Write the records below out in full, character for character, with no pictures.

►

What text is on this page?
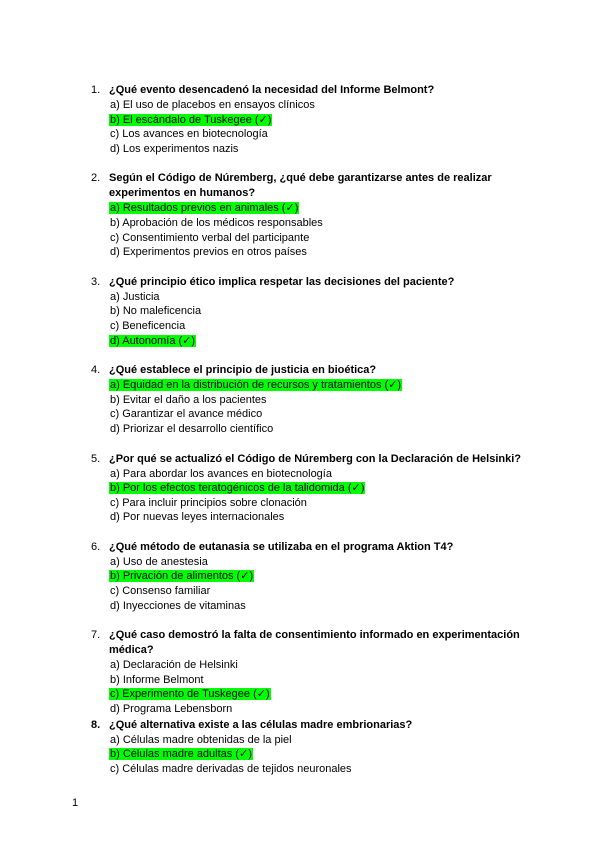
1. ¿Qué evento desencadenó la necesidad del Informe Belmont?
a) El uso de placebos en ensayos clínicos
b) El escándalo de Tuskegee (✓)
c) Los avances en biotecnología
d) Los experimentos nazis
2. Según el Código de Núremberg, ¿qué debe garantizarse antes de realizar experimentos en humanos?
a) Resultados previos en animales (✓)
b) Aprobación de los médicos responsables
c) Consentimiento verbal del participante
d) Experimentos previos en otros países
3. ¿Qué principio ético implica respetar las decisiones del paciente?
a) Justicia
b) No maleficencia
c) Beneficencia
d) Autonomía (✓)
4. ¿Qué establece el principio de justicia en bioética?
a) Equidad en la distribución de recursos y tratamientos (✓)
b) Evitar el daño a los pacientes
c) Garantizar el avance médico
d) Priorizar el desarrollo científico
5. ¿Por qué se actualizó el Código de Núremberg con la Declaración de Helsinki?
a) Para abordar los avances en biotecnología
b) Por los efectos teratogénicos de la talidomida (✓)
c) Para incluir principios sobre clonación
d) Por nuevas leyes internacionales
6. ¿Qué método de eutanasia se utilizaba en el programa Aktion T4?
a) Uso de anestesia
b) Privación de alimentos (✓)
c) Consenso familiar
d) Inyecciones de vitaminas
7. ¿Qué caso demostró la falta de consentimiento informado en experimentación médica?
a) Declaración de Helsinki
b) Informe Belmont
c) Experimento de Tuskegee (✓)
d) Programa Lebensborn
8. ¿Qué alternativa existe a las células madre embrionarias?
a) Células madre obtenidas de la piel
b) Células madre adultas (✓)
c) Células madre derivadas de tejidos neuronales
1
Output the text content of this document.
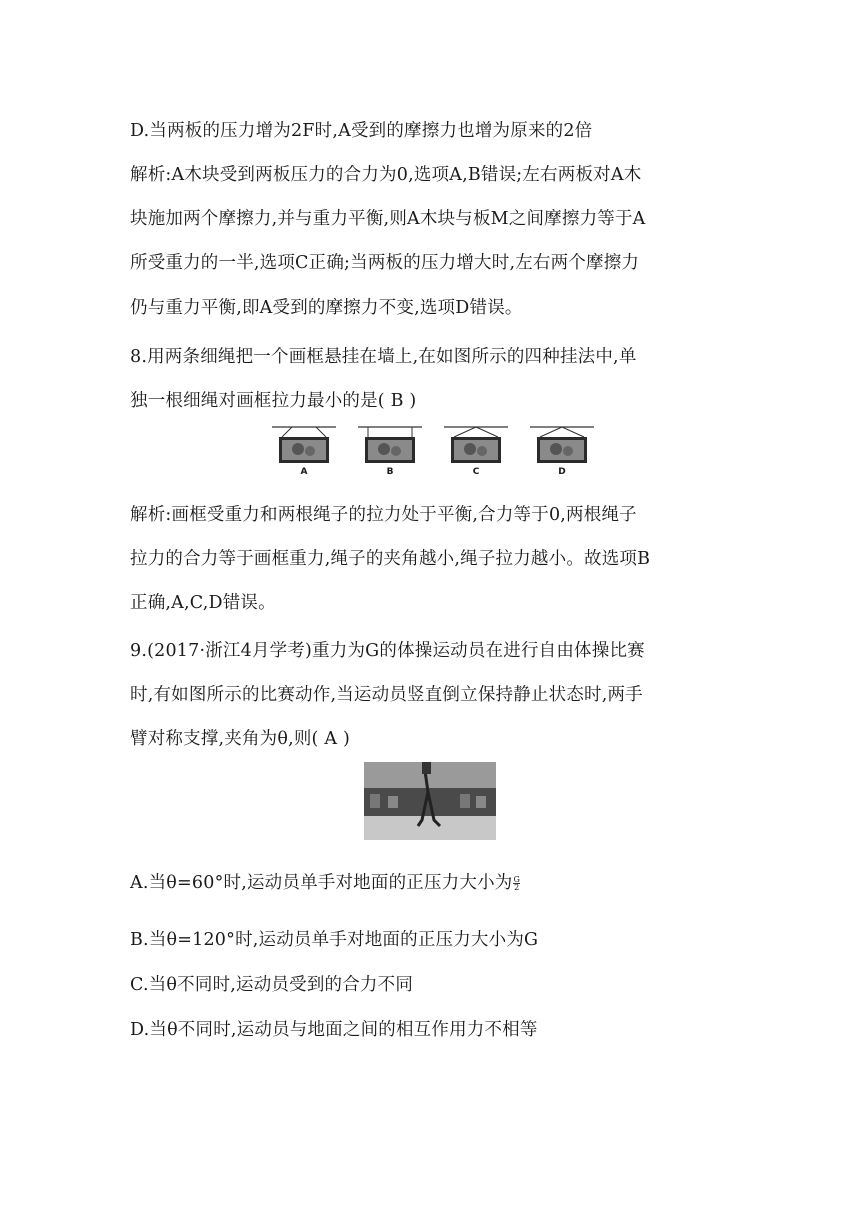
D.当两板的压力增为2F时,A受到的摩擦力也增为原来的2倍
解析:A木块受到两板压力的合力为0,选项A,B错误;左右两板对A木
块施加两个摩擦力,并与重力平衡,则A木块与板M之间摩擦力等于A
所受重力的一半,选项C正确;当两板的压力增大时,左右两个摩擦力
仍与重力平衡,即A受到的摩擦力不变,选项D错误。
8.用两条细绳把一个画框悬挂在墙上,在如图所示的四种挂法中,单
独一根细绳对画框拉力最小的是( B )
A	B	C	D
解析:画框受重力和两根绳子的拉力处于平衡,合力等于0,两根绳子
拉力的合力等于画框重力,绳子的夹角越小,绳子拉力越小。故选项B
正确,A,C,D错误。
9.(2017·浙江4月学考)重力为G的体操运动员在进行自由体操比赛
时,有如图所示的比赛动作,当运动员竖直倒立保持静止状态时,两手
臂对称支撑,夹角为θ,则( A )
A.当θ=60°时,运动员单手对地面的正压力大小为 $\frac{G}{2}$
B.当θ=120°时,运动员单手对地面的正压力大小为G
C.当θ不同时,运动员受到的合力不同
D.当θ不同时,运动员与地面之间的相互作用力不相等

◄

• _WRITTEN REPLY_:
What text is on this page?
1. ¿Qué evento desencadenó la necesidad del Informe Belmont?
a) El uso de placebos en ensayos clínicos
b) El escándalo de Tuskegee (✓)
c) Los avances en biotecnología
d) Los experimentos nazis
2. Según el Código de Núremberg, ¿qué debe garantizarse antes de realizar experimentos en humanos?
a) Resultados previos en animales (✓)
b) Aprobación de los médicos responsables
c) Consentimiento verbal del participante
d) Experimentos previos en otros países
3. ¿Qué principio ético implica respetar las decisiones del paciente?
a) Justicia
b) No maleficencia
c) Beneficencia
d) Autonomía (✓)
4. ¿Qué establece el principio de justicia en bioética?
a) Equidad en la distribución de recursos y tratamientos (✓)
b) Evitar el daño a los pacientes
c) Garantizar el avance médico
d) Priorizar el desarrollo científico
5. ¿Por qué se actualizó el Código de Núremberg con la Declaración de Helsinki?
a) Para abordar los avances en biotecnología
b) Por los efectos teratogénicos de la talidomida (✓)
c) Para incluir principios sobre clonación
d) Por nuevas leyes internacionales
6. ¿Qué método de eutanasia se utilizaba en el programa Aktion T4?
a) Uso de anestesia
b) Privación de alimentos (✓)
c) Consenso familiar
d) Inyecciones de vitaminas
7. ¿Qué caso demostró la falta de consentimiento informado en experimentación médica?
a) Declaración de Helsinki
b) Informe Belmont
c) Experimento de Tuskegee (✓)
d) Programa Lebensborn
8. ¿Qué alternativa existe a las células madre embrionarias?
a) Células madre obtenidas de la piel
b) Células madre adultas (✓)
c) Células madre derivadas de tejidos neuronales
1
Output the text content of this document.
D.当两板的压力增为2F时,A受到的摩擦力也增为原来的2倍
解析:A木块受到两板压力的合力为0,选项A,B错误;左右两板对A木
块施加两个摩擦力,并与重力平衡,则A木块与板M之间摩擦力等于A
所受重力的一半,选项C正确;当两板的压力增大时,左右两个摩擦力
仍与重力平衡,即A受到的摩擦力不变,选项D错误。
8.用两条细绳把一个画框悬挂在墙上,在如图所示的四种挂法中,单
独一根细绳对画框拉力最小的是( B )
A	B	C	D
解析:画框受重力和两根绳子的拉力处于平衡,合力等于0,两根绳子
拉力的合力等于画框重力,绳子的夹角越小,绳子拉力越小。故选项B
正确,A,C,D错误。
9.(2017·浙江4月学考)重力为G的体操运动员在进行自由体操比赛
时,有如图所示的比赛动作,当运动员竖直倒立保持静止状态时,两手
臂对称支撑,夹角为θ,则( A )
A.当θ=60°时,运动员单手对地面的正压力大小为 $\frac{G}{2}$
B.当θ=120°时,运动员单手对地面的正压力大小为G
C.当θ不同时,运动员受到的合力不同
D.当θ不同时,运动员与地面之间的相互作用力不相等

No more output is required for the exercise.